WHAT THE TASK ASKS >> Repeat all of the data precisely.

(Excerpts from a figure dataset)
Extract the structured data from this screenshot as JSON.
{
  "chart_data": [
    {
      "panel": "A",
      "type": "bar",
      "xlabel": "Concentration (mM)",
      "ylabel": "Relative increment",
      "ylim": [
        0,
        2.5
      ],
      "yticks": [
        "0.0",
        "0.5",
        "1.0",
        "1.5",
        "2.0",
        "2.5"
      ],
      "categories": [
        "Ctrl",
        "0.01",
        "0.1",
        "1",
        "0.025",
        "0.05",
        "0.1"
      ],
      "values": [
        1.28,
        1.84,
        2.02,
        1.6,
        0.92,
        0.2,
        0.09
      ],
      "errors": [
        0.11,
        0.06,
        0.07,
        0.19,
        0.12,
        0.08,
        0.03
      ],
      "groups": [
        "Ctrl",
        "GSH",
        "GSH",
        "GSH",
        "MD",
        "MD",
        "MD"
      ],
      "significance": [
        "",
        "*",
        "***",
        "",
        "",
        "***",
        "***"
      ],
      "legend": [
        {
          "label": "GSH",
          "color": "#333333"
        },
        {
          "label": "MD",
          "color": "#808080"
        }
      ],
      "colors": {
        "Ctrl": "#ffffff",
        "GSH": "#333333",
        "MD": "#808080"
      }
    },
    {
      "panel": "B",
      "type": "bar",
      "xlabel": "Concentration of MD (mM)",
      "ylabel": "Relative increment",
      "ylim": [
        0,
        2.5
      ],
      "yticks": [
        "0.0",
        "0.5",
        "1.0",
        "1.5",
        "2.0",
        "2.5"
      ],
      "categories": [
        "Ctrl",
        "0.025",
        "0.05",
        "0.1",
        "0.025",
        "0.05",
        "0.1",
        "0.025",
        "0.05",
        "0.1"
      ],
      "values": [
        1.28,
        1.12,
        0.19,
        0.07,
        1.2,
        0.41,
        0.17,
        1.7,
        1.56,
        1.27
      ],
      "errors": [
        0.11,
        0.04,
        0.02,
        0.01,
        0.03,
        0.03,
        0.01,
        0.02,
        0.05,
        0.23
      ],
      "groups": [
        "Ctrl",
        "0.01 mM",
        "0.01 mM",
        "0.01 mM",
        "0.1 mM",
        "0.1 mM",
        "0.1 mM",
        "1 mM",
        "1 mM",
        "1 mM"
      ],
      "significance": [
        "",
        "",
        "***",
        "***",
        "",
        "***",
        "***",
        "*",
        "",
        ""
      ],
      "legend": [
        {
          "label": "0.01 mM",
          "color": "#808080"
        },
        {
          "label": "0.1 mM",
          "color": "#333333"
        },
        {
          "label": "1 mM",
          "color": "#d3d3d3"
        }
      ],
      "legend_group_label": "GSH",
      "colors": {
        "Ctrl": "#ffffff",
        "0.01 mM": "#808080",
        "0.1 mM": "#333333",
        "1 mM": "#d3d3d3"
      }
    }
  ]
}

THE RESPONSE >>
Extract the structured data from this screenshot as JSON.
{
  "chart_data": [
    {
      "panel": "A",
      "type": "bar",
      "xlabel": "Concentration (mM)",
      "ylabel": "Relative increment",
      "ylim": [
        0,
        2.5
      ],
      "yticks": [
        "0.0",
        "0.5",
        "1.0",
        "1.5",
        "2.0",
        "2.5"
      ],
      "categories": [
        "Ctrl",
        "0.01",
        "0.1",
        "1",
        "0.025",
        "0.05",
        "0.1"
      ],
      "values": [
        1.28,
        1.84,
        2.02,
        1.6,
        0.92,
        0.2,
        0.09
      ],
      "errors": [
        0.11,
        0.06,
        0.07,
        0.19,
        0.12,
        0.08,
        0.03
      ],
      "groups": [
        "Ctrl",
        "GSH",
        "GSH",
        "GSH",
        "MD",
        "MD",
        "MD"
      ],
      "significance": [
        "",
        "*",
        "***",
        "",
        "",
        "***",
        "***"
      ],
      "legend": [
        {
          "label": "GSH",
          "color": "#333333"
        },
        {
          "label": "MD",
          "color": "#808080"
        }
      ],
      "colors": {
        "Ctrl": "#ffffff",
        "GSH": "#333333",
        "MD": "#808080"
      }
    },
    {
      "panel": "B",
      "type": "bar",
      "xlabel": "Concentration of MD (mM)",
      "ylabel": "Relative increment",
      "ylim": [
        0,
        2.5
      ],
      "yticks": [
        "0.0",
        "0.5",
        "1.0",
        "1.5",
        "2.0",
        "2.5"
      ],
      "categories": [
        "Ctrl",
        "0.025",
        "0.05",
        "0.1",
        "0.025",
        "0.05",
        "0.1",
        "0.025",
        "0.05",
        "0.1"
      ],
      "values": [
        1.28,
        1.12,
        0.19,
        0.07,
        1.2,
        0.41,
        0.17,
        1.7,
        1.56,
        1.27
      ],
      "errors": [
        0.11,
        0.04,
        0.02,
        0.01,
        0.03,
        0.03,
        0.01,
        0.02,
        0.05,
        0.23
      ],
      "groups": [
        "Ctrl",
        "0.01 mM",
        "0.01 mM",
        "0.01 mM",
        "0.1 mM",
        "0.1 mM",
        "0.1 mM",
        "1 mM",
        "1 mM",
        "1 mM"
      ],
      "significance": [
        "",
        "",
        "***",
        "***",
        "",
        "***",
        "***",
        "*",
        "",
        ""
      ],
      "legend": [
        {
          "label": "0.01 mM",
          "color": "#808080"
        },
        {
          "label": "0.1 mM",
          "color": "#333333"
        },
        {
          "label": "1 mM",
          "color": "#d3d3d3"
        }
      ],
      "legend_group_label": "GSH",
      "colors": {
        "Ctrl": "#ffffff",
        "0.01 mM": "#808080",
        "0.1 mM": "#333333",
        "1 mM": "#d3d3d3"
      }
    }
  ]
}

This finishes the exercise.